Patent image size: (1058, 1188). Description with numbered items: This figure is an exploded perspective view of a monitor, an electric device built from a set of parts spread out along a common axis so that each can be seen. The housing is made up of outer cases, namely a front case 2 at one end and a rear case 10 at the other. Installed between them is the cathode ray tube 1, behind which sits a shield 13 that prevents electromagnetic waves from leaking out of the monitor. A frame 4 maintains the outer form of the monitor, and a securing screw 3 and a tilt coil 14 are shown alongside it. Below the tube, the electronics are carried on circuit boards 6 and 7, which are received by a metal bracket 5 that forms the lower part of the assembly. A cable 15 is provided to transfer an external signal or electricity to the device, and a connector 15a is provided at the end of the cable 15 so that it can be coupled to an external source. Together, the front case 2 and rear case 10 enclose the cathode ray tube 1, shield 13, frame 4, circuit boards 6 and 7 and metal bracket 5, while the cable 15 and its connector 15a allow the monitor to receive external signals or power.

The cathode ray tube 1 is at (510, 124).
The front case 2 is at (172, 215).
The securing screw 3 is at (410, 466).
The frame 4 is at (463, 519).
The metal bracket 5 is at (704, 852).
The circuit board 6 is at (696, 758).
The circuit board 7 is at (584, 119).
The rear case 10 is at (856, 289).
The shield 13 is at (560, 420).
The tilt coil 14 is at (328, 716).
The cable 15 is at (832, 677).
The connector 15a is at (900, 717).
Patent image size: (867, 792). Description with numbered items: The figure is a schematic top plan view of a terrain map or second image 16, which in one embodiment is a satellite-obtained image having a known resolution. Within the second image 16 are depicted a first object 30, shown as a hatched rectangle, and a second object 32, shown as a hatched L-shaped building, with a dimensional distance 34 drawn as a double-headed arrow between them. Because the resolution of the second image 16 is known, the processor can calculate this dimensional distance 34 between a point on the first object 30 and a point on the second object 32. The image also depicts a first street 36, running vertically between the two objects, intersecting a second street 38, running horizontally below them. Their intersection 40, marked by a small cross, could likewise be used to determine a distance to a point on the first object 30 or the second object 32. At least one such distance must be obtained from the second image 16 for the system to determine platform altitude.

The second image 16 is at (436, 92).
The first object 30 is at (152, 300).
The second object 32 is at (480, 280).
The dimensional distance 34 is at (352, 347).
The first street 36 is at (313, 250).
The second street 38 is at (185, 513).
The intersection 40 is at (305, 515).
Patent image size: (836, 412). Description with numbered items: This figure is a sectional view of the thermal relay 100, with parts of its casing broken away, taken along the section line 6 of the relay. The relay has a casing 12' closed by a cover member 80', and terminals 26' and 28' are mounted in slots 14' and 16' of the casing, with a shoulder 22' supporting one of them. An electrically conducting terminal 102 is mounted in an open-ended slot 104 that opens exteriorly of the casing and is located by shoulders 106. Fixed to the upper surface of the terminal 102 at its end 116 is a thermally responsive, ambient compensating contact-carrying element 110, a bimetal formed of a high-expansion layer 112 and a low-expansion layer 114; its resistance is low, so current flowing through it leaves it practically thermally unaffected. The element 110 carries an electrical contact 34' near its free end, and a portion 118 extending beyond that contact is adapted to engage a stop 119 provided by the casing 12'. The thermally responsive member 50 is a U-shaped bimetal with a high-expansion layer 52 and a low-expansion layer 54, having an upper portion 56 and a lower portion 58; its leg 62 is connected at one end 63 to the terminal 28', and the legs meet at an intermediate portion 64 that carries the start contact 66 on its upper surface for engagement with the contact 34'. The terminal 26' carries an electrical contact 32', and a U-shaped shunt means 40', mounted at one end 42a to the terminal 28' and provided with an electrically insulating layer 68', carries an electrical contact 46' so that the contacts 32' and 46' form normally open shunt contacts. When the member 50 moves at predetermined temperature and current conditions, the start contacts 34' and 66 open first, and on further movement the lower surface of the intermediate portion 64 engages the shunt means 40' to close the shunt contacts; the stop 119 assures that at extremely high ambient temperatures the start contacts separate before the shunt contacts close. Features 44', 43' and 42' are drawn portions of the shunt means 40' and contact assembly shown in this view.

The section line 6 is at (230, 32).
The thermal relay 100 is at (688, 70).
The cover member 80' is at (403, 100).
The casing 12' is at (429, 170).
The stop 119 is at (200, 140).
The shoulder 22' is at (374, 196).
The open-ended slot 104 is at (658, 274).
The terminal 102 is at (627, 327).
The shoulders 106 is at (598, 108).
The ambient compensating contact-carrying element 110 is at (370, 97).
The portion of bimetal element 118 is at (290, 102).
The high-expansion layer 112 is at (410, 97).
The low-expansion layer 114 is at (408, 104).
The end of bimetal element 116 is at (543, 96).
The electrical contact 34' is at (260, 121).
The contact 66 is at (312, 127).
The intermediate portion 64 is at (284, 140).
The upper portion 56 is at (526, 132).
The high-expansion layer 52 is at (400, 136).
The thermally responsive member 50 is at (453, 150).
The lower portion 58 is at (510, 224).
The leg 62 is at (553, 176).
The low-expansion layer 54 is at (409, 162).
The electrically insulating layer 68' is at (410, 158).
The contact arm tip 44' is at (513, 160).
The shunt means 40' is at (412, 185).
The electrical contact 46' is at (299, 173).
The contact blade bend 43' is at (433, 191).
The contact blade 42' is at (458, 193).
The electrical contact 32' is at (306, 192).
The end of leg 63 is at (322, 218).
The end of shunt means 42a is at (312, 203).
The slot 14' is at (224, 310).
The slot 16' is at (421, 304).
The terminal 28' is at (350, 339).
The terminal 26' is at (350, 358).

▶ [YOUR INSTRUCTIONS]
Rewrite the whole listing above, putting "Figure dimensions" wherever "Patent image size" appears and changing nothing else.

▶ [RESULT]
Figure dimensions: (1058, 1188). Description with numbered items: This figure is an exploded perspective view of a monitor, an electric device built from a set of parts spread out along a common axis so that each can be seen. The housing is made up of outer cases, namely a front case 2 at one end and a rear case 10 at the other. Installed between them is the cathode ray tube 1, behind which sits a shield 13 that prevents electromagnetic waves from leaking out of the monitor. A frame 4 maintains the outer form of the monitor, and a securing screw 3 and a tilt coil 14 are shown alongside it. Below the tube, the electronics are carried on circuit boards 6 and 7, which are received by a metal bracket 5 that forms the lower part of the assembly. A cable 15 is provided to transfer an external signal or electricity to the device, and a connector 15a is provided at the end of the cable 15 so that it can be coupled to an external source. Together, the front case 2 and rear case 10 enclose the cathode ray tube 1, shield 13, frame 4, circuit boards 6 and 7 and metal bracket 5, while the cable 15 and its connector 15a allow the monitor to receive external signals or power.

The cathode ray tube 1 is at (510, 124).
The front case 2 is at (172, 215).
The securing screw 3 is at (410, 466).
The frame 4 is at (463, 519).
The metal bracket 5 is at (704, 852).
The circuit board 6 is at (696, 758).
The circuit board 7 is at (584, 119).
The rear case 10 is at (856, 289).
The shield 13 is at (560, 420).
The tilt coil 14 is at (328, 716).
The cable 15 is at (832, 677).
The connector 15a is at (900, 717).
Figure dimensions: (867, 792). Description with numbered items: The figure is a schematic top plan view of a terrain map or second image 16, which in one embodiment is a satellite-obtained image having a known resolution. Within the second image 16 are depicted a first object 30, shown as a hatched rectangle, and a second object 32, shown as a hatched L-shaped building, with a dimensional distance 34 drawn as a double-headed arrow between them. Because the resolution of the second image 16 is known, the processor can calculate this dimensional distance 34 between a point on the first object 30 and a point on the second object 32. The image also depicts a first street 36, running vertically between the two objects, intersecting a second street 38, running horizontally below them. Their intersection 40, marked by a small cross, could likewise be used to determine a distance to a point on the first object 30 or the second object 32. At least one such distance must be obtained from the second image 16 for the system to determine platform altitude.

The second image 16 is at (436, 92).
The first object 30 is at (152, 300).
The second object 32 is at (480, 280).
The dimensional distance 34 is at (352, 347).
The first street 36 is at (313, 250).
The second street 38 is at (185, 513).
The intersection 40 is at (305, 515).
Figure dimensions: (836, 412). Description with numbered items: This figure is a sectional view of the thermal relay 100, with parts of its casing broken away, taken along the section line 6 of the relay. The relay has a casing 12' closed by a cover member 80', and terminals 26' and 28' are mounted in slots 14' and 16' of the casing, with a shoulder 22' supporting one of them. An electrically conducting terminal 102 is mounted in an open-ended slot 104 that opens exteriorly of the casing and is located by shoulders 106. Fixed to the upper surface of the terminal 102 at its end 116 is a thermally responsive, ambient compensating contact-carrying element 110, a bimetal formed of a high-expansion layer 112 and a low-expansion layer 114; its resistance is low, so current flowing through it leaves it practically thermally unaffected. The element 110 carries an electrical contact 34' near its free end, and a portion 118 extending beyond that contact is adapted to engage a stop 119 provided by the casing 12'. The thermally responsive member 50 is a U-shaped bimetal with a high-expansion layer 52 and a low-expansion layer 54, having an upper portion 56 and a lower portion 58; its leg 62 is connected at one end 63 to the terminal 28', and the legs meet at an intermediate portion 64 that carries the start contact 66 on its upper surface for engagement with the contact 34'. The terminal 26' carries an electrical contact 32', and a U-shaped shunt means 40', mounted at one end 42a to the terminal 28' and provided with an electrically insulating layer 68', carries an electrical contact 46' so that the contacts 32' and 46' form normally open shunt contacts. When the member 50 moves at predetermined temperature and current conditions, the start contacts 34' and 66 open first, and on further movement the lower surface of the intermediate portion 64 engages the shunt means 40' to close the shunt contacts; the stop 119 assures that at extremely high ambient temperatures the start contacts separate before the shunt contacts close. Features 44', 43' and 42' are drawn portions of the shunt means 40' and contact assembly shown in this view.

The section line 6 is at (230, 32).
The thermal relay 100 is at (688, 70).
The cover member 80' is at (403, 100).
The casing 12' is at (429, 170).
The stop 119 is at (200, 140).
The shoulder 22' is at (374, 196).
The open-ended slot 104 is at (658, 274).
The terminal 102 is at (627, 327).
The shoulders 106 is at (598, 108).
The ambient compensating contact-carrying element 110 is at (370, 97).
The portion of bimetal element 118 is at (290, 102).
The high-expansion layer 112 is at (410, 97).
The low-expansion layer 114 is at (408, 104).
The end of bimetal element 116 is at (543, 96).
The electrical contact 34' is at (260, 121).
The contact 66 is at (312, 127).
The intermediate portion 64 is at (284, 140).
The upper portion 56 is at (526, 132).
The high-expansion layer 52 is at (400, 136).
The thermally responsive member 50 is at (453, 150).
The lower portion 58 is at (510, 224).
The leg 62 is at (553, 176).
The low-expansion layer 54 is at (409, 162).
The electrically insulating layer 68' is at (410, 158).
The contact arm tip 44' is at (513, 160).
The shunt means 40' is at (412, 185).
The electrical contact 46' is at (299, 173).
The contact blade bend 43' is at (433, 191).
The contact blade 42' is at (458, 193).
The electrical contact 32' is at (306, 192).
The end of leg 63 is at (322, 218).
The end of shunt means 42a is at (312, 203).
The slot 14' is at (224, 310).
The slot 16' is at (421, 304).
The terminal 28' is at (350, 339).
The terminal 26' is at (350, 358).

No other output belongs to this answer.